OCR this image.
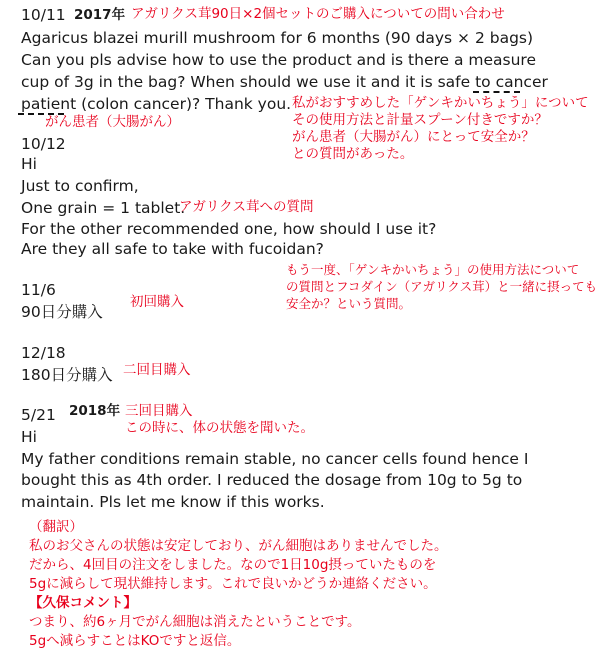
10/11 2017年 アガリクス茸90日×2個セットのご購入についての問い合わせ
Agaricus blazei murill mushroom for 6 months (90 days × 2 bags)
Can you pls advise how to use the product and is there a measure
cup of 3g in the bag? When should we use it and it is safe to cancer
patient (colon cancer)? Thank you.
がん患者（大腸がん）
私がおすすめした「ゲンキかいちょう」について
その使用方法と計量スプーン付きですか？
がん患者（大腸がん）にとって安全か？
との質問があった。
10/12
Hi
Just to confirm,
One grain = 1 tablet.
アガリクス茸への質問
For the other recommended one, how should I use it?
Are they all safe to take with fucoidan?
もう一度、「ゲンキかいちょう」の使用方法について
の質問とフコダイン（アガリクス茸）と一緒に摂っても
安全か？という質問。
11/6
90日分購入
初回購入
12/18
180日分購入 二回目購入
5/21 2018年 三回目購入
この時に、体の状態を聞いた。
Hi
My father conditions remain stable, no cancer cells found hence I
bought this as 4th order. I reduced the dosage from 10g to 5g to
maintain. Pls let me know if this works.
（翻訳）
私のお父さんの状態は安定しており、がん細胞はありませんでした。
だから、4回目の注文をしました。なので1日10g摂っていたものを
5gに減らして現状維持します。これで良いかどうか連絡ください。
【久保コメント】
つまり、約6ヶ月でがん細胞は消えたということです。
5gへ減らすことはKOですと返信。
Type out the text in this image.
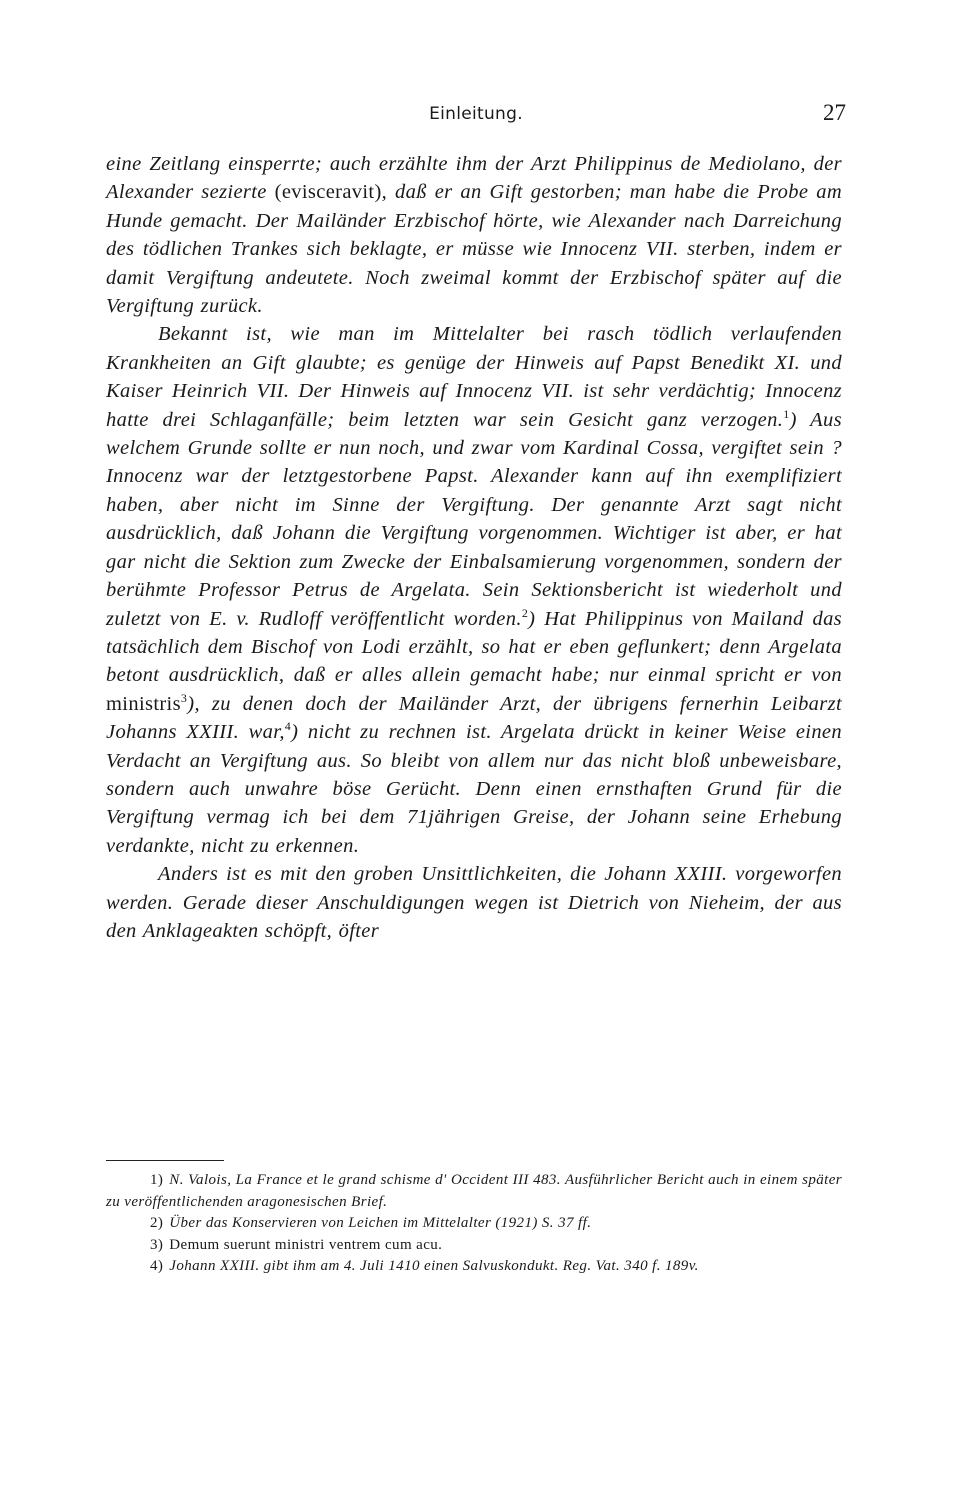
Einleitung.	27

eine Zeitlang einsperrte; auch erzählte ihm der Arzt Philippinus de Mediolano, der Alexander sezierte (evisceravit), daß er an Gift gestorben; man habe die Probe am Hunde gemacht. Der Mailänder Erzbischof hörte, wie Alexander nach Darreichung des tödlichen Trankes sich beklagte, er müsse wie Innocenz VII. sterben, indem er damit Vergiftung andeutete. Noch zweimal kommt der Erzbischof später auf die Vergiftung zurück.

Bekannt ist, wie man im Mittelalter bei rasch tödlich verlaufenden Krankheiten an Gift glaubte; es genüge der Hinweis auf Papst Benedikt XI. und Kaiser Heinrich VII. Der Hinweis auf Innocenz VII. ist sehr verdächtig; Innocenz hatte drei Schlaganfälle; beim letzten war sein Gesicht ganz verzogen.$^1$) Aus welchem Grunde sollte er nun noch, und zwar vom Kardinal Cossa, vergiftet sein ? Innocenz war der letztgestorbene Papst. Alexander kann auf ihn exemplifiziert haben, aber nicht im Sinne der Vergiftung. Der genannte Arzt sagt nicht ausdrücklich, daß Johann die Vergiftung vorgenommen. Wichtiger ist aber, er hat gar nicht die Sektion zum Zwecke der Einbalsamierung vorgenommen, sondern der berühmte Professor Petrus de Argelata. Sein Sektionsbericht ist wiederholt und zuletzt von E. v. Rudloff veröffentlicht worden.$^2$) Hat Philippinus von Mailand das tatsächlich dem Bischof von Lodi erzählt, so hat er eben geflunkert; denn Argelata betont ausdrücklich, daß er alles allein gemacht habe; nur einmal spricht er von ministris$^3$), zu denen doch der Mailänder Arzt, der übrigens fernerhin Leibarzt Johanns XXIII. war,$^4$) nicht zu rechnen ist. Argelata drückt in keiner Weise einen Verdacht an Vergiftung aus. So bleibt von allem nur das nicht bloß unbeweisbare, sondern auch unwahre böse Gerücht. Denn einen ernsthaften Grund für die Vergiftung vermag ich bei dem 71jährigen Greise, der Johann seine Erhebung verdankte, nicht zu erkennen.

Anders ist es mit den groben Unsittlichkeiten, die Johann XXIII. vorgeworfen werden. Gerade dieser Anschuldigungen wegen ist Dietrich von Nieheim, der aus den Anklageakten schöpft, öfter

1) N. Valois, La France et le grand schisme d' Occident III 483. Ausführlicher Bericht auch in einem später zu veröffentlichenden aragonesischen Brief.

2) Über das Konservieren von Leichen im Mittelalter (1921) S. 37 ff.

3) Demum suerunt ministri ventrem cum acu.

4) Johann XXIII. gibt ihm am 4. Juli 1410 einen Salvuskondukt. Reg. Vat. 340 f. 189v.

* Problem requirements
The reply should consist of the listing restated word for word, with its pictures removed.

* Problem solution
OCR this image.
10/11 2017年 アガリクス茸90日×2個セットのご購入についての問い合わせ
Agaricus blazei murill mushroom for 6 months (90 days × 2 bags)
Can you pls advise how to use the product and is there a measure
cup of 3g in the bag? When should we use it and it is safe to cancer
patient (colon cancer)? Thank you.
がん患者（大腸がん）
私がおすすめした「ゲンキかいちょう」について
その使用方法と計量スプーン付きですか？
がん患者（大腸がん）にとって安全か？
との質問があった。
10/12
Hi
Just to confirm,
One grain = 1 tablet.
アガリクス茸への質問
For the other recommended one, how should I use it?
Are they all safe to take with fucoidan?
もう一度、「ゲンキかいちょう」の使用方法について
の質問とフコダイン（アガリクス茸）と一緒に摂っても
安全か？という質問。
11/6
90日分購入
初回購入
12/18
180日分購入 二回目購入
5/21 2018年 三回目購入
この時に、体の状態を聞いた。
Hi
My father conditions remain stable, no cancer cells found hence I
bought this as 4th order. I reduced the dosage from 10g to 5g to
maintain. Pls let me know if this works.
（翻訳）
私のお父さんの状態は安定しており、がん細胞はありませんでした。
だから、4回目の注文をしました。なので1日10g摂っていたものを
5gに減らして現状維持します。これで良いかどうか連絡ください。
【久保コメント】
つまり、約6ヶ月でがん細胞は消えたということです。
5gへ減らすことはKOですと返信。
Type out the text in this image.
Einleitung.	27

eine Zeitlang einsperrte; auch erzählte ihm der Arzt Philippinus de Mediolano, der Alexander sezierte (evisceravit), daß er an Gift gestorben; man habe die Probe am Hunde gemacht. Der Mailänder Erzbischof hörte, wie Alexander nach Darreichung des tödlichen Trankes sich beklagte, er müsse wie Innocenz VII. sterben, indem er damit Vergiftung andeutete. Noch zweimal kommt der Erzbischof später auf die Vergiftung zurück.

Bekannt ist, wie man im Mittelalter bei rasch tödlich verlaufenden Krankheiten an Gift glaubte; es genüge der Hinweis auf Papst Benedikt XI. und Kaiser Heinrich VII. Der Hinweis auf Innocenz VII. ist sehr verdächtig; Innocenz hatte drei Schlaganfälle; beim letzten war sein Gesicht ganz verzogen.$^1$) Aus welchem Grunde sollte er nun noch, und zwar vom Kardinal Cossa, vergiftet sein ? Innocenz war der letztgestorbene Papst. Alexander kann auf ihn exemplifiziert haben, aber nicht im Sinne der Vergiftung. Der genannte Arzt sagt nicht ausdrücklich, daß Johann die Vergiftung vorgenommen. Wichtiger ist aber, er hat gar nicht die Sektion zum Zwecke der Einbalsamierung vorgenommen, sondern der berühmte Professor Petrus de Argelata. Sein Sektionsbericht ist wiederholt und zuletzt von E. v. Rudloff veröffentlicht worden.$^2$) Hat Philippinus von Mailand das tatsächlich dem Bischof von Lodi erzählt, so hat er eben geflunkert; denn Argelata betont ausdrücklich, daß er alles allein gemacht habe; nur einmal spricht er von ministris$^3$), zu denen doch der Mailänder Arzt, der übrigens fernerhin Leibarzt Johanns XXIII. war,$^4$) nicht zu rechnen ist. Argelata drückt in keiner Weise einen Verdacht an Vergiftung aus. So bleibt von allem nur das nicht bloß unbeweisbare, sondern auch unwahre böse Gerücht. Denn einen ernsthaften Grund für die Vergiftung vermag ich bei dem 71jährigen Greise, der Johann seine Erhebung verdankte, nicht zu erkennen.

Anders ist es mit den groben Unsittlichkeiten, die Johann XXIII. vorgeworfen werden. Gerade dieser Anschuldigungen wegen ist Dietrich von Nieheim, der aus den Anklageakten schöpft, öfter

1) N. Valois, La France et le grand schisme d' Occident III 483. Ausführlicher Bericht auch in einem später zu veröffentlichenden aragonesischen Brief.

2) Über das Konservieren von Leichen im Mittelalter (1921) S. 37 ff.

3) Demum suerunt ministri ventrem cum acu.

4) Johann XXIII. gibt ihm am 4. Juli 1410 einen Salvuskondukt. Reg. Vat. 340 f. 189v.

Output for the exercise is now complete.